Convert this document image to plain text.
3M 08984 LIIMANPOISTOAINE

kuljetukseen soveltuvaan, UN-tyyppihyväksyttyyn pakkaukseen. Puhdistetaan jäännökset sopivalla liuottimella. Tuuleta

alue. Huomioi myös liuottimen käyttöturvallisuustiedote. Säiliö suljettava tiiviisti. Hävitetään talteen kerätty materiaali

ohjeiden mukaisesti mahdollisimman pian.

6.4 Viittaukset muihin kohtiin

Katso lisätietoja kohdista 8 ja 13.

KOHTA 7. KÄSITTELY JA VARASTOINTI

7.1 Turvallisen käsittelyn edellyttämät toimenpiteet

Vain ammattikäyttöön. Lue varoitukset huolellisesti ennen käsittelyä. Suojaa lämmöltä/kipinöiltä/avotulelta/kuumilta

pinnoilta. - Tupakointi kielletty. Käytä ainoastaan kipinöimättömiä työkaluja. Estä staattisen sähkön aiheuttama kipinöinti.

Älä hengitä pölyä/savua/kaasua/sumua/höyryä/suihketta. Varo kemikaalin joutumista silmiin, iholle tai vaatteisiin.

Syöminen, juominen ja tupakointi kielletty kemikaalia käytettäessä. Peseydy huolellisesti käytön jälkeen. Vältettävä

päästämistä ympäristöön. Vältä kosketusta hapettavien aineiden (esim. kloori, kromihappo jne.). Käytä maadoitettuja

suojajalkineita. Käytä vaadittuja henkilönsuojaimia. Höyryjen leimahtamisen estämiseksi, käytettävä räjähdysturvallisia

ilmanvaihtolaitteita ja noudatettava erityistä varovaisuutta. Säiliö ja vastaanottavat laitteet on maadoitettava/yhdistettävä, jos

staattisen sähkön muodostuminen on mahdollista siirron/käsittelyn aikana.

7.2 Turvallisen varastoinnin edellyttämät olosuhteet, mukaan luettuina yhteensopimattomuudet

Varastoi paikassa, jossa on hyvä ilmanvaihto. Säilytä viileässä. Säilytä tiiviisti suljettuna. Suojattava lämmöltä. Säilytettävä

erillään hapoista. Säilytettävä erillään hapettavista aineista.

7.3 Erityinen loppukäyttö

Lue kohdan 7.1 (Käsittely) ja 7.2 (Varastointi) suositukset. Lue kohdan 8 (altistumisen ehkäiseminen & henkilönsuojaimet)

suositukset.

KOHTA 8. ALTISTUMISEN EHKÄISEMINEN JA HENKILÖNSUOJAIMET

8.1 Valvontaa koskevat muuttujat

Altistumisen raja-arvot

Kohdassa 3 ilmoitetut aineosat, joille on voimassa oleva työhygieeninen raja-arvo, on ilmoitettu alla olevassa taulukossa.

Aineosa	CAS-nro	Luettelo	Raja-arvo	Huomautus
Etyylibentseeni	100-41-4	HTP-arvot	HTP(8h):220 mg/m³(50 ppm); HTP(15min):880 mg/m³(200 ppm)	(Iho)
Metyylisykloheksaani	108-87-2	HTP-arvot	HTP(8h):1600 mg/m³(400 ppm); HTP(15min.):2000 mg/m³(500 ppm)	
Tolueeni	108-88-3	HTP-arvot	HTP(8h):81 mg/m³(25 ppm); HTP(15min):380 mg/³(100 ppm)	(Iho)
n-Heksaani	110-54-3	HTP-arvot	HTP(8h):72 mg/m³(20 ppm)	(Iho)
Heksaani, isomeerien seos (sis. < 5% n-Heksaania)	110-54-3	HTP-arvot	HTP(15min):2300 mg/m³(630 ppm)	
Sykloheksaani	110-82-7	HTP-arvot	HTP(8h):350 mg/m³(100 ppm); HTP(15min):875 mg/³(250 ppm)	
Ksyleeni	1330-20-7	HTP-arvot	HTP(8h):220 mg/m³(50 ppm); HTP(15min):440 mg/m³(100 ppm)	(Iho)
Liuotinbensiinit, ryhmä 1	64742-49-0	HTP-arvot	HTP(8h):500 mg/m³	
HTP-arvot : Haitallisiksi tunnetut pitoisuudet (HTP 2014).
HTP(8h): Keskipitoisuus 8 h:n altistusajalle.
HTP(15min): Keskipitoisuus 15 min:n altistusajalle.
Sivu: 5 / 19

——

*Required work*
Copy out each record from above, exactly.

*Output of the exercise*
Convert this document image to plain text.
3M 08984 LIIMANPOISTOAINE

kuljetukseen soveltuvaan, UN-tyyppihyväksyttyyn pakkaukseen. Puhdistetaan jäännökset sopivalla liuottimella. Tuuleta

alue. Huomioi myös liuottimen käyttöturvallisuustiedote. Säiliö suljettava tiiviisti. Hävitetään talteen kerätty materiaali

ohjeiden mukaisesti mahdollisimman pian.

6.4 Viittaukset muihin kohtiin

Katso lisätietoja kohdista 8 ja 13.

KOHTA 7. KÄSITTELY JA VARASTOINTI

7.1 Turvallisen käsittelyn edellyttämät toimenpiteet

Vain ammattikäyttöön. Lue varoitukset huolellisesti ennen käsittelyä. Suojaa lämmöltä/kipinöiltä/avotulelta/kuumilta

pinnoilta. - Tupakointi kielletty. Käytä ainoastaan kipinöimättömiä työkaluja. Estä staattisen sähkön aiheuttama kipinöinti.

Älä hengitä pölyä/savua/kaasua/sumua/höyryä/suihketta. Varo kemikaalin joutumista silmiin, iholle tai vaatteisiin.

Syöminen, juominen ja tupakointi kielletty kemikaalia käytettäessä. Peseydy huolellisesti käytön jälkeen. Vältettävä

päästämistä ympäristöön. Vältä kosketusta hapettavien aineiden (esim. kloori, kromihappo jne.). Käytä maadoitettuja

suojajalkineita. Käytä vaadittuja henkilönsuojaimia. Höyryjen leimahtamisen estämiseksi, käytettävä räjähdysturvallisia

ilmanvaihtolaitteita ja noudatettava erityistä varovaisuutta. Säiliö ja vastaanottavat laitteet on maadoitettava/yhdistettävä, jos

staattisen sähkön muodostuminen on mahdollista siirron/käsittelyn aikana.

7.2 Turvallisen varastoinnin edellyttämät olosuhteet, mukaan luettuina yhteensopimattomuudet

Varastoi paikassa, jossa on hyvä ilmanvaihto. Säilytä viileässä. Säilytä tiiviisti suljettuna. Suojattava lämmöltä. Säilytettävä

erillään hapoista. Säilytettävä erillään hapettavista aineista.

7.3 Erityinen loppukäyttö

Lue kohdan 7.1 (Käsittely) ja 7.2 (Varastointi) suositukset. Lue kohdan 8 (altistumisen ehkäiseminen & henkilönsuojaimet)

suositukset.

KOHTA 8. ALTISTUMISEN EHKÄISEMINEN JA HENKILÖNSUOJAIMET

8.1 Valvontaa koskevat muuttujat

Altistumisen raja-arvot

Kohdassa 3 ilmoitetut aineosat, joille on voimassa oleva työhygieeninen raja-arvo, on ilmoitettu alla olevassa taulukossa.

Aineosa	CAS-nro	Luettelo	Raja-arvo	Huomautus
Etyylibentseeni	100-41-4	HTP-arvot	HTP(8h):220 mg/m³(50 ppm); HTP(15min):880 mg/m³(200 ppm)	(Iho)
Metyylisykloheksaani	108-87-2	HTP-arvot	HTP(8h):1600 mg/m³(400 ppm); HTP(15min.):2000 mg/m³(500 ppm)	
Tolueeni	108-88-3	HTP-arvot	HTP(8h):81 mg/m³(25 ppm); HTP(15min):380 mg/³(100 ppm)	(Iho)
n-Heksaani	110-54-3	HTP-arvot	HTP(8h):72 mg/m³(20 ppm)	(Iho)
Heksaani, isomeerien seos (sis. < 5% n-Heksaania)	110-54-3	HTP-arvot	HTP(15min):2300 mg/m³(630 ppm)	
Sykloheksaani	110-82-7	HTP-arvot	HTP(8h):350 mg/m³(100 ppm); HTP(15min):875 mg/³(250 ppm)	
Ksyleeni	1330-20-7	HTP-arvot	HTP(8h):220 mg/m³(50 ppm); HTP(15min):440 mg/m³(100 ppm)	(Iho)
Liuotinbensiinit, ryhmä 1	64742-49-0	HTP-arvot	HTP(8h):500 mg/m³	
HTP-arvot : Haitallisiksi tunnetut pitoisuudet (HTP 2014).
HTP(8h): Keskipitoisuus 8 h:n altistusajalle.
HTP(15min): Keskipitoisuus 15 min:n altistusajalle.
Sivu: 5 / 19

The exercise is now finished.